[Dataset records]
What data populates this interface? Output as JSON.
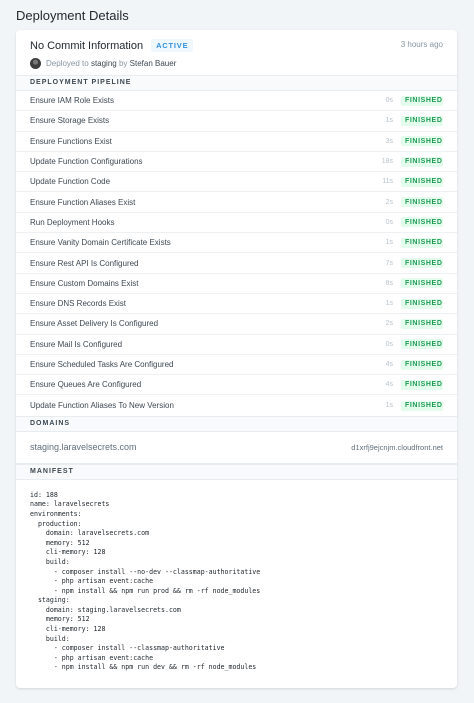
{
  "page": {
    "title": "Deployment Details"
  },
  "deployment": {
    "commit_title": "No Commit Information",
    "status_badge": "ACTIVE",
    "time_ago": "3 hours ago",
    "deployed_prefix": "Deployed to",
    "environment": "staging",
    "by_word": "by",
    "author": "Stefan Bauer"
  },
  "pipeline": {
    "heading": "DEPLOYMENT PIPELINE",
    "steps": [
      {
        "name": "Ensure IAM Role Exists",
        "duration": "0s",
        "status": "FINISHED"
      },
      {
        "name": "Ensure Storage Exists",
        "duration": "1s",
        "status": "FINISHED"
      },
      {
        "name": "Ensure Functions Exist",
        "duration": "3s",
        "status": "FINISHED"
      },
      {
        "name": "Update Function Configurations",
        "duration": "18s",
        "status": "FINISHED"
      },
      {
        "name": "Update Function Code",
        "duration": "11s",
        "status": "FINISHED"
      },
      {
        "name": "Ensure Function Aliases Exist",
        "duration": "2s",
        "status": "FINISHED"
      },
      {
        "name": "Run Deployment Hooks",
        "duration": "0s",
        "status": "FINISHED"
      },
      {
        "name": "Ensure Vanity Domain Certificate Exists",
        "duration": "1s",
        "status": "FINISHED"
      },
      {
        "name": "Ensure Rest API Is Configured",
        "duration": "7s",
        "status": "FINISHED"
      },
      {
        "name": "Ensure Custom Domains Exist",
        "duration": "8s",
        "status": "FINISHED"
      },
      {
        "name": "Ensure DNS Records Exist",
        "duration": "1s",
        "status": "FINISHED"
      },
      {
        "name": "Ensure Asset Delivery Is Configured",
        "duration": "2s",
        "status": "FINISHED"
      },
      {
        "name": "Ensure Mail Is Configured",
        "duration": "0s",
        "status": "FINISHED"
      },
      {
        "name": "Ensure Scheduled Tasks Are Configured",
        "duration": "4s",
        "status": "FINISHED"
      },
      {
        "name": "Ensure Queues Are Configured",
        "duration": "4s",
        "status": "FINISHED"
      },
      {
        "name": "Update Function Aliases To New Version",
        "duration": "1s",
        "status": "FINISHED"
      }
    ]
  },
  "domains": {
    "heading": "DOMAINS",
    "name": "staging.laravelsecrets.com",
    "target": "d1xrfj9ejcnjm.cloudfront.net"
  },
  "manifest": {
    "heading": "MANIFEST",
    "content": "id: 188\nname: laravelsecrets\nenvironments:\n  production:\n    domain: laravelsecrets.com\n    memory: 512\n    cli-memory: 128\n    build:\n      - composer install --no-dev --classmap-authoritative\n      - php artisan event:cache\n      - npm install && npm run prod && rm -rf node_modules\n  staging:\n    domain: staging.laravelsecrets.com\n    memory: 512\n    cli-memory: 128\n    build:\n      - composer install --classmap-authoritative\n      - php artisan event:cache\n      - npm install && npm run dev && rm -rf node_modules"
  },
  "colors": {
    "page_bg": "#f1f5f8",
    "finished_text": "#1f9d55",
    "finished_bg": "#e3fcec",
    "active_text": "#3490dc",
    "active_bg": "#eff8ff"
  },
  "icons": {
    "avatar": "user-avatar-photo"
  }
}
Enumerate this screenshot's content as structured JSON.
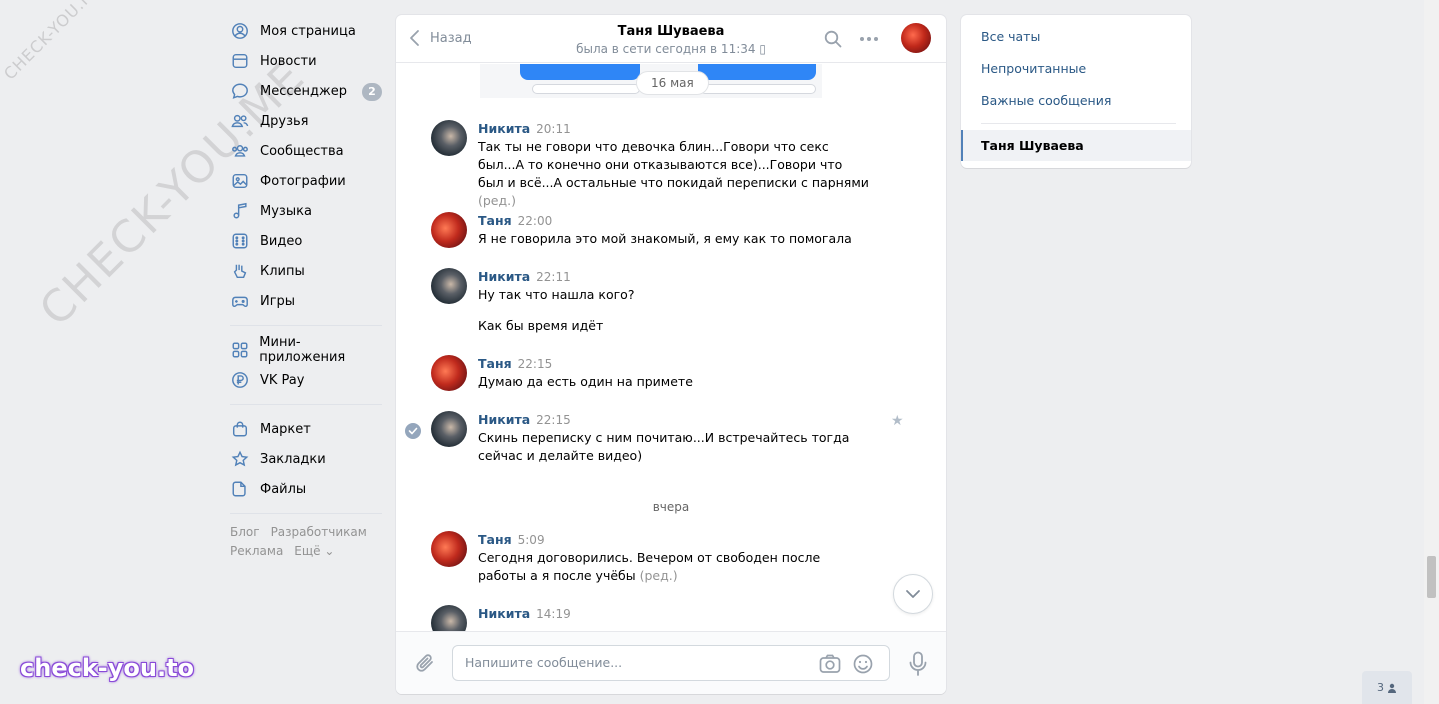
{
  "sidebar": {
    "items": [
      {
        "label": "Моя страница",
        "icon": "user-icon"
      },
      {
        "label": "Новости",
        "icon": "news-icon"
      },
      {
        "label": "Мессенджер",
        "icon": "messenger-icon",
        "badge": "2"
      },
      {
        "label": "Друзья",
        "icon": "friends-icon"
      },
      {
        "label": "Сообщества",
        "icon": "communities-icon"
      },
      {
        "label": "Фотографии",
        "icon": "photos-icon"
      },
      {
        "label": "Музыка",
        "icon": "music-icon"
      },
      {
        "label": "Видео",
        "icon": "video-icon"
      },
      {
        "label": "Клипы",
        "icon": "clips-icon"
      },
      {
        "label": "Игры",
        "icon": "games-icon"
      },
      {
        "label": "Мини-приложения",
        "icon": "mini-apps-icon"
      },
      {
        "label": "VK Pay",
        "icon": "vkpay-icon"
      },
      {
        "label": "Маркет",
        "icon": "market-icon"
      },
      {
        "label": "Закладки",
        "icon": "bookmarks-icon"
      },
      {
        "label": "Файлы",
        "icon": "files-icon"
      }
    ],
    "footer": {
      "blog": "Блог",
      "developers": "Разработчикам",
      "ads": "Реклама",
      "more": "Ещё ⌄"
    }
  },
  "chat": {
    "back_label": "Назад",
    "contact_name": "Таня Шуваева",
    "status": "была в сети сегодня в 11:34 ▯",
    "date_pill": "16 мая",
    "day_separator": "вчера",
    "messages": [
      {
        "author": "Никита",
        "time": "20:11",
        "text": "Так ты не говори что девочка блин...Говори что секс был...А то конечно они отказываются все)...Говори что был и всё...А остальные что покидай переписки с парнями",
        "edited": "(ред.)"
      },
      {
        "author": "Таня",
        "time": "22:00",
        "text": "Я не говорила это мой знакомый, я ему как то помогала"
      },
      {
        "author": "Никита",
        "time": "22:11",
        "text": "Ну так что нашла кого?",
        "text2": "Как бы время идёт"
      },
      {
        "author": "Таня",
        "time": "22:15",
        "text": "Думаю да есть один на примете"
      },
      {
        "author": "Никита",
        "time": "22:15",
        "text": "Скинь переписку с ним почитаю...И встречайтесь тогда сейчас и делайте видео)"
      },
      {
        "author": "Таня",
        "time": "5:09",
        "text": "Сегодня договорились. Вечером от свободен после работы а я после учёбы",
        "edited": "(ред.)"
      },
      {
        "author": "Никита",
        "time": "14:19",
        "text": ""
      }
    ],
    "composer_placeholder": "Напишите сообщение..."
  },
  "right_menu": {
    "all_chats": "Все чаты",
    "unread": "Непрочитанные",
    "important": "Важные сообщения",
    "active_chat": "Таня Шуваева"
  },
  "corner_counter": "3",
  "watermarks": {
    "small": "CHECK-YOU.ME",
    "large": "CHECK-YOU.ME",
    "logo": "check-you.to"
  },
  "colors": {
    "link": "#2a5885",
    "accent": "#5181b8",
    "background": "#edeef0"
  }
}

* **WORK REQUIRED**: Extract all the entries word for word; omit any pictures.

* **REPLY**:
What data populates this interface? Output as JSON.
{
  "page": {
    "title": "Deployment Details"
  },
  "deployment": {
    "commit_title": "No Commit Information",
    "status_badge": "ACTIVE",
    "time_ago": "3 hours ago",
    "deployed_prefix": "Deployed to",
    "environment": "staging",
    "by_word": "by",
    "author": "Stefan Bauer"
  },
  "pipeline": {
    "heading": "DEPLOYMENT PIPELINE",
    "steps": [
      {
        "name": "Ensure IAM Role Exists",
        "duration": "0s",
        "status": "FINISHED"
      },
      {
        "name": "Ensure Storage Exists",
        "duration": "1s",
        "status": "FINISHED"
      },
      {
        "name": "Ensure Functions Exist",
        "duration": "3s",
        "status": "FINISHED"
      },
      {
        "name": "Update Function Configurations",
        "duration": "18s",
        "status": "FINISHED"
      },
      {
        "name": "Update Function Code",
        "duration": "11s",
        "status": "FINISHED"
      },
      {
        "name": "Ensure Function Aliases Exist",
        "duration": "2s",
        "status": "FINISHED"
      },
      {
        "name": "Run Deployment Hooks",
        "duration": "0s",
        "status": "FINISHED"
      },
      {
        "name": "Ensure Vanity Domain Certificate Exists",
        "duration": "1s",
        "status": "FINISHED"
      },
      {
        "name": "Ensure Rest API Is Configured",
        "duration": "7s",
        "status": "FINISHED"
      },
      {
        "name": "Ensure Custom Domains Exist",
        "duration": "8s",
        "status": "FINISHED"
      },
      {
        "name": "Ensure DNS Records Exist",
        "duration": "1s",
        "status": "FINISHED"
      },
      {
        "name": "Ensure Asset Delivery Is Configured",
        "duration": "2s",
        "status": "FINISHED"
      },
      {
        "name": "Ensure Mail Is Configured",
        "duration": "0s",
        "status": "FINISHED"
      },
      {
        "name": "Ensure Scheduled Tasks Are Configured",
        "duration": "4s",
        "status": "FINISHED"
      },
      {
        "name": "Ensure Queues Are Configured",
        "duration": "4s",
        "status": "FINISHED"
      },
      {
        "name": "Update Function Aliases To New Version",
        "duration": "1s",
        "status": "FINISHED"
      }
    ]
  },
  "domains": {
    "heading": "DOMAINS",
    "name": "staging.laravelsecrets.com",
    "target": "d1xrfj9ejcnjm.cloudfront.net"
  },
  "manifest": {
    "heading": "MANIFEST",
    "content": "id: 188\nname: laravelsecrets\nenvironments:\n  production:\n    domain: laravelsecrets.com\n    memory: 512\n    cli-memory: 128\n    build:\n      - composer install --no-dev --classmap-authoritative\n      - php artisan event:cache\n      - npm install && npm run prod && rm -rf node_modules\n  staging:\n    domain: staging.laravelsecrets.com\n    memory: 512\n    cli-memory: 128\n    build:\n      - composer install --classmap-authoritative\n      - php artisan event:cache\n      - npm install && npm run dev && rm -rf node_modules"
  },
  "colors": {
    "page_bg": "#f1f5f8",
    "finished_text": "#1f9d55",
    "finished_bg": "#e3fcec",
    "active_text": "#3490dc",
    "active_bg": "#eff8ff"
  },
  "icons": {
    "avatar": "user-avatar-photo"
  }
}
Enumerate this screenshot's content as structured JSON.
{
  "sidebar": {
    "items": [
      {
        "label": "Моя страница",
        "icon": "user-icon"
      },
      {
        "label": "Новости",
        "icon": "news-icon"
      },
      {
        "label": "Мессенджер",
        "icon": "messenger-icon",
        "badge": "2"
      },
      {
        "label": "Друзья",
        "icon": "friends-icon"
      },
      {
        "label": "Сообщества",
        "icon": "communities-icon"
      },
      {
        "label": "Фотографии",
        "icon": "photos-icon"
      },
      {
        "label": "Музыка",
        "icon": "music-icon"
      },
      {
        "label": "Видео",
        "icon": "video-icon"
      },
      {
        "label": "Клипы",
        "icon": "clips-icon"
      },
      {
        "label": "Игры",
        "icon": "games-icon"
      },
      {
        "label": "Мини-приложения",
        "icon": "mini-apps-icon"
      },
      {
        "label": "VK Pay",
        "icon": "vkpay-icon"
      },
      {
        "label": "Маркет",
        "icon": "market-icon"
      },
      {
        "label": "Закладки",
        "icon": "bookmarks-icon"
      },
      {
        "label": "Файлы",
        "icon": "files-icon"
      }
    ],
    "footer": {
      "blog": "Блог",
      "developers": "Разработчикам",
      "ads": "Реклама",
      "more": "Ещё ⌄"
    }
  },
  "chat": {
    "back_label": "Назад",
    "contact_name": "Таня Шуваева",
    "status": "была в сети сегодня в 11:34 ▯",
    "date_pill": "16 мая",
    "day_separator": "вчера",
    "messages": [
      {
        "author": "Никита",
        "time": "20:11",
        "text": "Так ты не говори что девочка блин...Говори что секс был...А то конечно они отказываются все)...Говори что был и всё...А остальные что покидай переписки с парнями",
        "edited": "(ред.)"
      },
      {
        "author": "Таня",
        "time": "22:00",
        "text": "Я не говорила это мой знакомый, я ему как то помогала"
      },
      {
        "author": "Никита",
        "time": "22:11",
        "text": "Ну так что нашла кого?",
        "text2": "Как бы время идёт"
      },
      {
        "author": "Таня",
        "time": "22:15",
        "text": "Думаю да есть один на примете"
      },
      {
        "author": "Никита",
        "time": "22:15",
        "text": "Скинь переписку с ним почитаю...И встречайтесь тогда сейчас и делайте видео)"
      },
      {
        "author": "Таня",
        "time": "5:09",
        "text": "Сегодня договорились. Вечером от свободен после работы а я после учёбы",
        "edited": "(ред.)"
      },
      {
        "author": "Никита",
        "time": "14:19",
        "text": ""
      }
    ],
    "composer_placeholder": "Напишите сообщение..."
  },
  "right_menu": {
    "all_chats": "Все чаты",
    "unread": "Непрочитанные",
    "important": "Важные сообщения",
    "active_chat": "Таня Шуваева"
  },
  "corner_counter": "3",
  "watermarks": {
    "small": "CHECK-YOU.ME",
    "large": "CHECK-YOU.ME",
    "logo": "check-you.to"
  },
  "colors": {
    "link": "#2a5885",
    "accent": "#5181b8",
    "background": "#edeef0"
  }
}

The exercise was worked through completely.